State how many lines in the entries below contain "Hour". Write nothing but the number.

··· Given information ···

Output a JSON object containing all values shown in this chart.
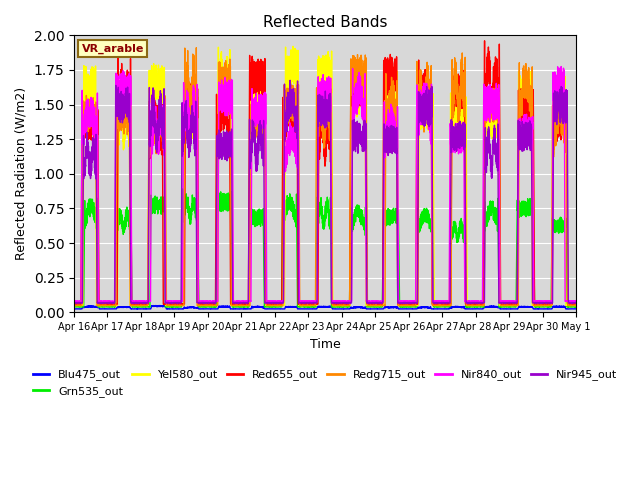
{
  "title": "Reflected Bands",
  "xlabel": "Time",
  "ylabel": "Reflected Radiation (W/m2)",
  "annotation": "VR_arable",
  "ylim": [
    0,
    2.0
  ],
  "background_color": "#d8d8d8",
  "series_order": [
    "Blu475_out",
    "Grn535_out",
    "Yel580_out",
    "Red655_out",
    "Redg715_out",
    "Nir840_out",
    "Nir945_out"
  ],
  "series": {
    "Blu475_out": {
      "color": "#0000ff",
      "lw": 1.0,
      "peak": 0.05,
      "base": 0.025
    },
    "Grn535_out": {
      "color": "#00ee00",
      "lw": 1.0,
      "peak": 0.9,
      "base": 0.04
    },
    "Yel580_out": {
      "color": "#ffff00",
      "lw": 1.0,
      "peak": 1.92,
      "base": 0.05
    },
    "Red655_out": {
      "color": "#ff0000",
      "lw": 1.0,
      "peak": 1.95,
      "base": 0.06
    },
    "Redg715_out": {
      "color": "#ff8800",
      "lw": 1.0,
      "peak": 1.9,
      "base": 0.05
    },
    "Nir840_out": {
      "color": "#ff00ff",
      "lw": 1.0,
      "peak": 1.8,
      "base": 0.08
    },
    "Nir945_out": {
      "color": "#9900cc",
      "lw": 1.0,
      "peak": 1.7,
      "base": 0.07
    }
  },
  "xtick_labels": [
    "Apr 16",
    "Apr 17",
    "Apr 18",
    "Apr 19",
    "Apr 20",
    "Apr 21",
    "Apr 22",
    "Apr 23",
    "Apr 24",
    "Apr 25",
    "Apr 26",
    "Apr 27",
    "Apr 28",
    "Apr 29",
    "Apr 30",
    "May 1"
  ],
  "n_days": 15,
  "points_per_day": 288,
  "legend_order": [
    "Blu475_out",
    "Grn535_out",
    "Yel580_out",
    "Red655_out",
    "Redg715_out",
    "Nir840_out",
    "Nir945_out"
  ]
}
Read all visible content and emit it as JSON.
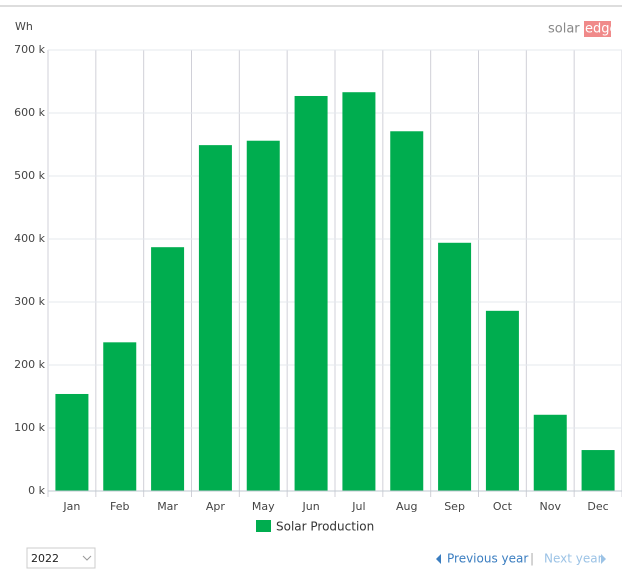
{
  "chart_data": {
    "type": "bar",
    "y_unit": "Wh",
    "categories": [
      "Jan",
      "Feb",
      "Mar",
      "Apr",
      "May",
      "Jun",
      "Jul",
      "Aug",
      "Sep",
      "Oct",
      "Nov",
      "Dec"
    ],
    "series": [
      {
        "name": "Solar Production",
        "color": "#00ad4f",
        "values": [
          154000,
          236000,
          387000,
          549000,
          556000,
          627000,
          633000,
          571000,
          394000,
          286000,
          121000,
          65000
        ]
      }
    ],
    "ylim": [
      0,
      700000
    ],
    "yticks": [
      {
        "value": 0,
        "label": "0 k"
      },
      {
        "value": 100000,
        "label": "100 k"
      },
      {
        "value": 200000,
        "label": "200 k"
      },
      {
        "value": 300000,
        "label": "300 k"
      },
      {
        "value": 400000,
        "label": "400 k"
      },
      {
        "value": 500000,
        "label": "500 k"
      },
      {
        "value": 600000,
        "label": "600 k"
      },
      {
        "value": 700000,
        "label": "700 k"
      }
    ],
    "grid": true
  },
  "ui": {
    "logo": {
      "left": "solar",
      "right": "edge"
    },
    "year_select": "2022",
    "nav": {
      "previous": "Previous year",
      "separator": "|",
      "next": "Next year"
    }
  }
}
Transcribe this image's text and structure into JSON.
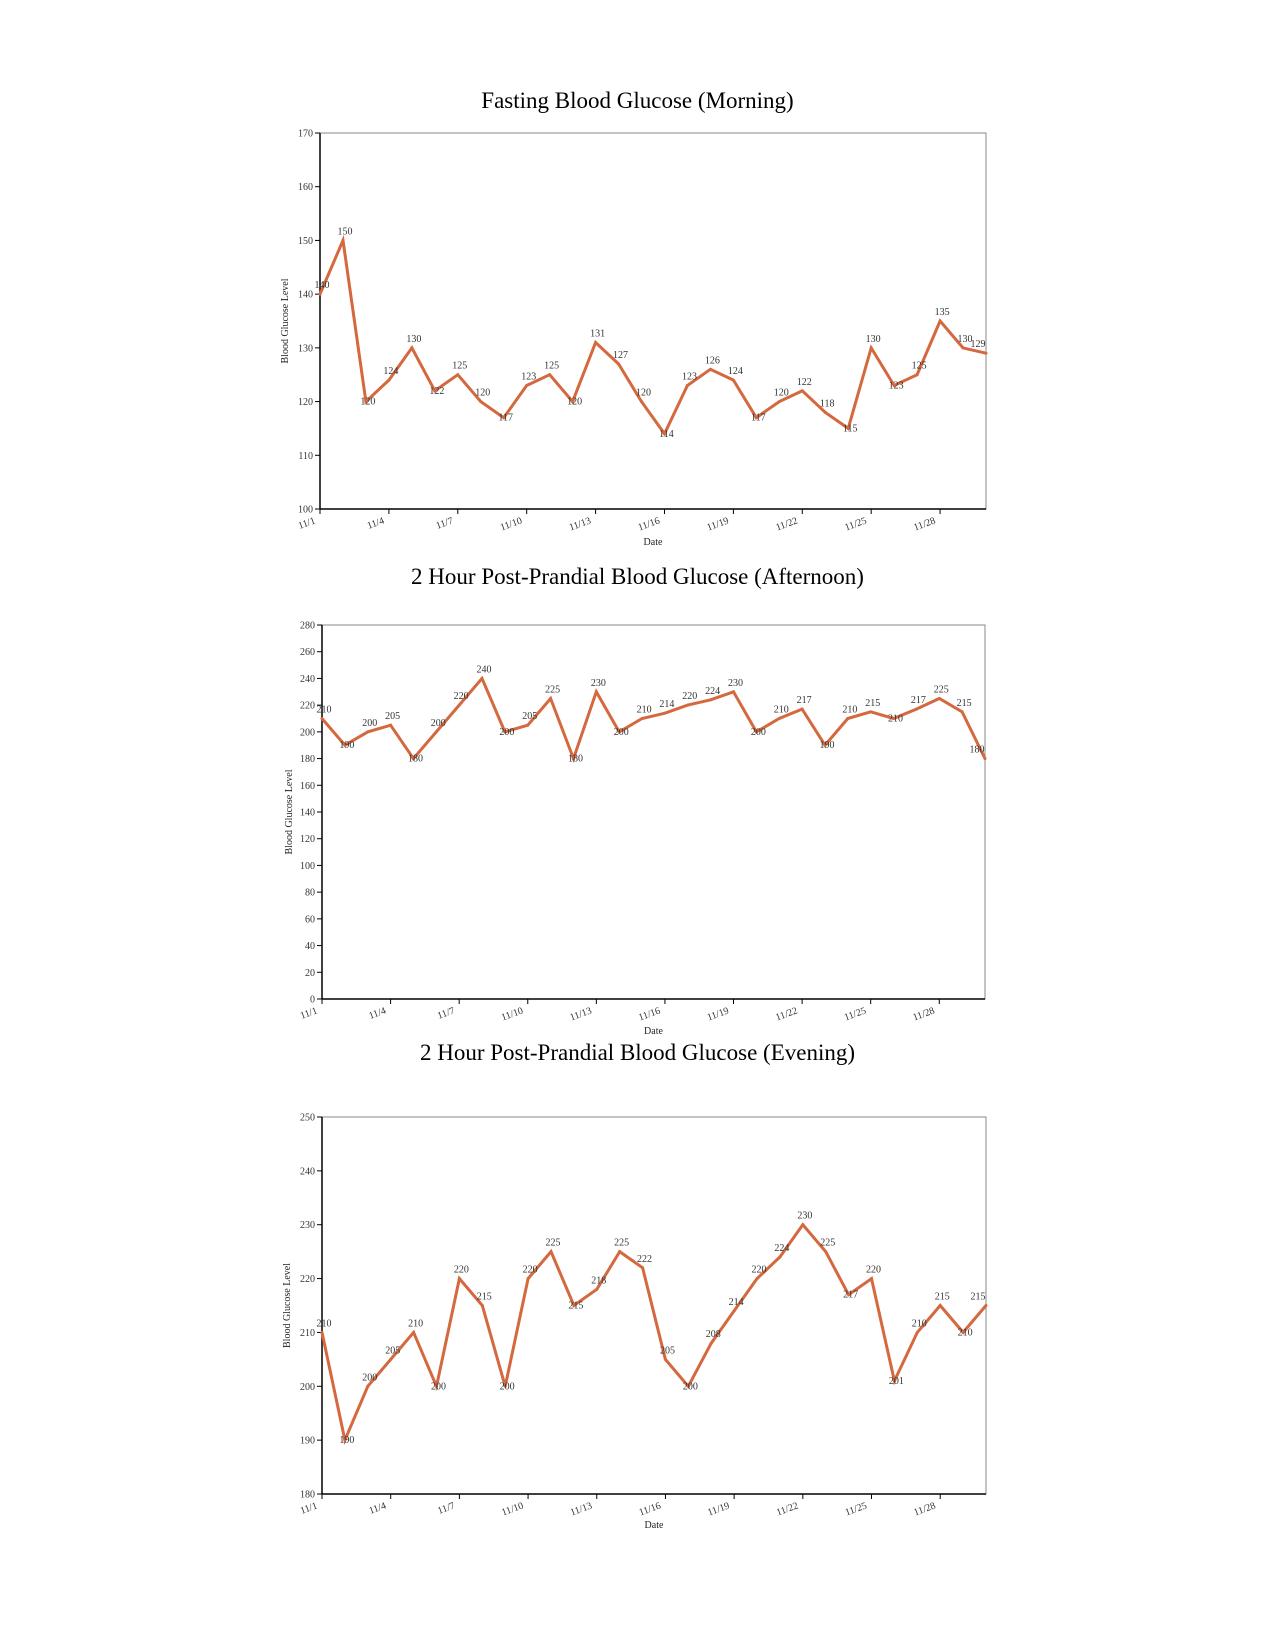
{
  "series_color": "#d4683f",
  "chart_data": [
    {
      "type": "line",
      "title": "Fasting Blood Glucose (Morning)",
      "xlabel": "Date",
      "ylabel": "Blood Glucose Level",
      "x": [
        "11/1",
        "11/2",
        "11/3",
        "11/4",
        "11/5",
        "11/6",
        "11/7",
        "11/8",
        "11/9",
        "11/10",
        "11/11",
        "11/12",
        "11/13",
        "11/14",
        "11/15",
        "11/16",
        "11/17",
        "11/18",
        "11/19",
        "11/20",
        "11/21",
        "11/22",
        "11/23",
        "11/24",
        "11/25",
        "11/26",
        "11/27",
        "11/28",
        "11/29",
        "11/30"
      ],
      "x_tick_labels": [
        "11/1",
        "11/4",
        "11/7",
        "11/10",
        "11/13",
        "11/16",
        "11/19",
        "11/22",
        "11/25",
        "11/28"
      ],
      "values": [
        140,
        150,
        120,
        124,
        130,
        122,
        125,
        120,
        117,
        123,
        125,
        120,
        131,
        127,
        120,
        114,
        123,
        126,
        124,
        117,
        120,
        122,
        118,
        115,
        130,
        123,
        125,
        135,
        130,
        129
      ],
      "ylim": [
        100,
        170
      ],
      "yticks": [
        100,
        110,
        120,
        130,
        140,
        150,
        160,
        170
      ],
      "grid": false
    },
    {
      "type": "line",
      "title": "2 Hour Post-Prandial Blood Glucose (Afternoon)",
      "xlabel": "Date",
      "ylabel": "Blood Glucose Level",
      "x": [
        "11/1",
        "11/2",
        "11/3",
        "11/4",
        "11/5",
        "11/6",
        "11/7",
        "11/8",
        "11/9",
        "11/10",
        "11/11",
        "11/12",
        "11/13",
        "11/14",
        "11/15",
        "11/16",
        "11/17",
        "11/18",
        "11/19",
        "11/20",
        "11/21",
        "11/22",
        "11/23",
        "11/24",
        "11/25",
        "11/26",
        "11/27",
        "11/28",
        "11/29",
        "11/30"
      ],
      "x_tick_labels": [
        "11/1",
        "11/4",
        "11/7",
        "11/10",
        "11/13",
        "11/16",
        "11/19",
        "11/22",
        "11/25",
        "11/28"
      ],
      "values": [
        210,
        190,
        200,
        205,
        180,
        200,
        220,
        240,
        200,
        205,
        225,
        180,
        230,
        200,
        210,
        214,
        220,
        224,
        230,
        200,
        210,
        217,
        190,
        210,
        215,
        210,
        217,
        225,
        215,
        180
      ],
      "ylim": [
        0,
        280
      ],
      "yticks": [
        0,
        20,
        40,
        60,
        80,
        100,
        120,
        140,
        160,
        180,
        200,
        220,
        240,
        260,
        280
      ],
      "grid": false
    },
    {
      "type": "line",
      "title": "2 Hour Post-Prandial Blood Glucose (Evening)",
      "xlabel": "Date",
      "ylabel": "Blood Glucose Level",
      "x": [
        "11/1",
        "11/2",
        "11/3",
        "11/4",
        "11/5",
        "11/6",
        "11/7",
        "11/8",
        "11/9",
        "11/10",
        "11/11",
        "11/12",
        "11/13",
        "11/14",
        "11/15",
        "11/16",
        "11/17",
        "11/18",
        "11/19",
        "11/20",
        "11/21",
        "11/22",
        "11/23",
        "11/24",
        "11/25",
        "11/26",
        "11/27",
        "11/28",
        "11/29",
        "11/30"
      ],
      "x_tick_labels": [
        "11/1",
        "11/4",
        "11/7",
        "11/10",
        "11/13",
        "11/16",
        "11/19",
        "11/22",
        "11/25",
        "11/28"
      ],
      "values": [
        210,
        190,
        200,
        205,
        210,
        200,
        220,
        215,
        200,
        220,
        225,
        215,
        218,
        225,
        222,
        205,
        200,
        208,
        214,
        220,
        224,
        230,
        225,
        217,
        220,
        201,
        210,
        215,
        210,
        215
      ],
      "ylim": [
        180,
        250
      ],
      "yticks": [
        180,
        190,
        200,
        210,
        220,
        230,
        240,
        250
      ],
      "grid": false
    }
  ]
}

···

**Reply**
2